[Source records]
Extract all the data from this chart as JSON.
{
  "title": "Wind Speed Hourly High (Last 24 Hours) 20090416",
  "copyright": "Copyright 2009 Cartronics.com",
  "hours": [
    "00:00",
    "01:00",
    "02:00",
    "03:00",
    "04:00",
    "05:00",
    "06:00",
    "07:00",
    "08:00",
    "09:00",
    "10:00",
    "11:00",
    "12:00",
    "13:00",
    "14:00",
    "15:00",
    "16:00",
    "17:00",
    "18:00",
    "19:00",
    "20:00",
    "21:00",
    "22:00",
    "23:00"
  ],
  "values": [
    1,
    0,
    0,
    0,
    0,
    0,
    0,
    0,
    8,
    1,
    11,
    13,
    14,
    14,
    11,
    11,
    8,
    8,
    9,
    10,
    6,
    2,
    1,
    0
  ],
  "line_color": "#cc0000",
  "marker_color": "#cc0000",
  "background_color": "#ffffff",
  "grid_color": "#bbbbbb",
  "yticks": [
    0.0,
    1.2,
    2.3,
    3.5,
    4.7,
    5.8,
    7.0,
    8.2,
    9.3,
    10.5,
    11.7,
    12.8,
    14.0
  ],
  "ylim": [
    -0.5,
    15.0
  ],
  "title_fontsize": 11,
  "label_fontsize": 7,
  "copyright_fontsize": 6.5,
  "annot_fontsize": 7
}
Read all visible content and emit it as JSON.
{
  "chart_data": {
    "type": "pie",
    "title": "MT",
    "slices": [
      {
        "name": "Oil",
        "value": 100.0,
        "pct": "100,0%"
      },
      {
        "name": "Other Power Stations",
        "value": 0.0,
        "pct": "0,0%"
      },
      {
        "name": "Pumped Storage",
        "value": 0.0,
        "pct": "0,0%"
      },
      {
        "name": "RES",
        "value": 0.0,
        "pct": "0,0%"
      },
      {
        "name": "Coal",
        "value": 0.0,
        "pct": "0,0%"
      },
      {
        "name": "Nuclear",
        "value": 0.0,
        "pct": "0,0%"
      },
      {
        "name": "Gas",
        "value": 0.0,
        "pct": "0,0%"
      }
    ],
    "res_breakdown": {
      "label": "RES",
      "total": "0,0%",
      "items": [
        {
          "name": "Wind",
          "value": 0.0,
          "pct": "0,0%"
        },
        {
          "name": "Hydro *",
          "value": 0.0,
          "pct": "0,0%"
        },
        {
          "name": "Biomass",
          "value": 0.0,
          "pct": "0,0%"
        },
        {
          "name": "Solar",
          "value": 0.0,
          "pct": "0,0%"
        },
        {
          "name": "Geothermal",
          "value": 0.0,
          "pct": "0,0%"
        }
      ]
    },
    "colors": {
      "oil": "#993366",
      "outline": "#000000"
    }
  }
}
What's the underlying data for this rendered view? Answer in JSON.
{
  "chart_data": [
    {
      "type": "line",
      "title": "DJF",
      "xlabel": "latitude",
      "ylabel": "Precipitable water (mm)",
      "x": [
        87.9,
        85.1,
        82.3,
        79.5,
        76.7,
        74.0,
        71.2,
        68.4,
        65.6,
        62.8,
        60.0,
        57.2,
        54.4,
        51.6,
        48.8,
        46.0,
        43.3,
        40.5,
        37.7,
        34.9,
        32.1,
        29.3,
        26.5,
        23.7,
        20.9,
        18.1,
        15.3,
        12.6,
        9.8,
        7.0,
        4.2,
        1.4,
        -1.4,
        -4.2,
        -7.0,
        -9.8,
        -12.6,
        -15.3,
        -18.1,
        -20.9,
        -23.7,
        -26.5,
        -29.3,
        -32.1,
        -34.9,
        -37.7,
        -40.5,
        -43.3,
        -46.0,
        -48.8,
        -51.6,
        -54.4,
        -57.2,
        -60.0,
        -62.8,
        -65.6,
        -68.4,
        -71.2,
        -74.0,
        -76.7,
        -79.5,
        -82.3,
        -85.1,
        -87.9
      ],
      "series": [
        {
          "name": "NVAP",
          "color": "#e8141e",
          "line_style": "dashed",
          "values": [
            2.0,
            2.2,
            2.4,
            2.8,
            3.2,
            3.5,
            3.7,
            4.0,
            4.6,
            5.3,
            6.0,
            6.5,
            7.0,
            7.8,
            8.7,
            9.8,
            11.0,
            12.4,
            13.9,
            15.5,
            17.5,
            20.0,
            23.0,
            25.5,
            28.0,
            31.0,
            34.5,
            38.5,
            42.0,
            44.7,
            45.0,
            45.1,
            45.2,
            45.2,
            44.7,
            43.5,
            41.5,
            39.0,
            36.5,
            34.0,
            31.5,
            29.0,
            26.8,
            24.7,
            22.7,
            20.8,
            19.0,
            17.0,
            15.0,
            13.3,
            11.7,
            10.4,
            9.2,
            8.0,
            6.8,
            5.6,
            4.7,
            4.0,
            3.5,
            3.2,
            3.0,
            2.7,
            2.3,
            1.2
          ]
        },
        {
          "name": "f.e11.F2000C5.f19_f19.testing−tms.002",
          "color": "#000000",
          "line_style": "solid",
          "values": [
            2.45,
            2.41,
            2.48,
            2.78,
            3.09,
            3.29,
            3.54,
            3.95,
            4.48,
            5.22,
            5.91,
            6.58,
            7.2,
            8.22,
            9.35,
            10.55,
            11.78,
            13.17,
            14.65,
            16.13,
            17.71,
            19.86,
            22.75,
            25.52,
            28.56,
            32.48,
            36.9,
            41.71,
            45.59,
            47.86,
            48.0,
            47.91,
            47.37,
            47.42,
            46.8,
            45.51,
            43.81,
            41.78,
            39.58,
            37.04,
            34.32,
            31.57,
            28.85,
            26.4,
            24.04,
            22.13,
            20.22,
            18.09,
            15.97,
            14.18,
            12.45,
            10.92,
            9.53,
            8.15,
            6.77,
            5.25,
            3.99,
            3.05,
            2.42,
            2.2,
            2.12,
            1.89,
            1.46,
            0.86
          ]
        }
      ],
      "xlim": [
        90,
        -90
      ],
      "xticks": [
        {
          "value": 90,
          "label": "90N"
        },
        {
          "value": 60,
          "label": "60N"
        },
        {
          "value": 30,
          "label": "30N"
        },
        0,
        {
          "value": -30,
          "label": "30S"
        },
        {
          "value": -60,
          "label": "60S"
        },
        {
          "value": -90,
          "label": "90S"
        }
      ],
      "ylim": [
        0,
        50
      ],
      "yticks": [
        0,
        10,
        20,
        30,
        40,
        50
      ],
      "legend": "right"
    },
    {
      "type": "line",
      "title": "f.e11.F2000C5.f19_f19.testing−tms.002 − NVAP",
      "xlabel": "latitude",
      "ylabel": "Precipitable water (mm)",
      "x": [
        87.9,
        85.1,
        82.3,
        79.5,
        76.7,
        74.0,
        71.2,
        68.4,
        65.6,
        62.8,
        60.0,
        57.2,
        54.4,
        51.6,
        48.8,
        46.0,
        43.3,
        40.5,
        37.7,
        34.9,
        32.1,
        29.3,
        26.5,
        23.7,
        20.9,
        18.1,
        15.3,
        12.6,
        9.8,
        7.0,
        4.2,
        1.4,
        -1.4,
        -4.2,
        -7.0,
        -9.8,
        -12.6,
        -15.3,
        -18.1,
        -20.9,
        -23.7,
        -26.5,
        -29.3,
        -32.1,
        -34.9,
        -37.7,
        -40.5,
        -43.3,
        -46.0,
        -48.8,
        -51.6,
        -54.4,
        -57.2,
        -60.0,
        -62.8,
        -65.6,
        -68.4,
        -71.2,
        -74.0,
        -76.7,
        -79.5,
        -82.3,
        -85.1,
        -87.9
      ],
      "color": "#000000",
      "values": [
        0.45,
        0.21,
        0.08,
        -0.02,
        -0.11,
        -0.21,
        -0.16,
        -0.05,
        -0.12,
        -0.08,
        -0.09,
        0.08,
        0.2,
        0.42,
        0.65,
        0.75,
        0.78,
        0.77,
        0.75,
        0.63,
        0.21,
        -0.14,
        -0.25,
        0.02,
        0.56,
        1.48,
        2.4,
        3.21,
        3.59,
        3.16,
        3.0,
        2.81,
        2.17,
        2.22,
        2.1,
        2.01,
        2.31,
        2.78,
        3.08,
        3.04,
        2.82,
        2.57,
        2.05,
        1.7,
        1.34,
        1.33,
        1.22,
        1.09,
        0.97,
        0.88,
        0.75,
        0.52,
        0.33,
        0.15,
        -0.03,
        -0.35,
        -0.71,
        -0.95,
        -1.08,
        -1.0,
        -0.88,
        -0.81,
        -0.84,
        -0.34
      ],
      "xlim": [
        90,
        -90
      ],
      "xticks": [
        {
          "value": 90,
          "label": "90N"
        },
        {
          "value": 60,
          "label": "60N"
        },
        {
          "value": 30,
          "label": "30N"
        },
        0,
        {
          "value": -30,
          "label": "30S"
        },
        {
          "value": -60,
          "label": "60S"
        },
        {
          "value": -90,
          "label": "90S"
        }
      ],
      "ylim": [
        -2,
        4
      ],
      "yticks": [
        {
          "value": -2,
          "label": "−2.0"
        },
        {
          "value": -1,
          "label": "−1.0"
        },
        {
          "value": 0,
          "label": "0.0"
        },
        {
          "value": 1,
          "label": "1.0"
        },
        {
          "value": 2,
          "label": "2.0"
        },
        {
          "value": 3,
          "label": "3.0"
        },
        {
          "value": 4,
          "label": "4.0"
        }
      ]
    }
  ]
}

▶ [Stated task]:
Count up every line above that has the word "NVAP" in it; answer with the number alone.

▶ [Solution for this task]:
2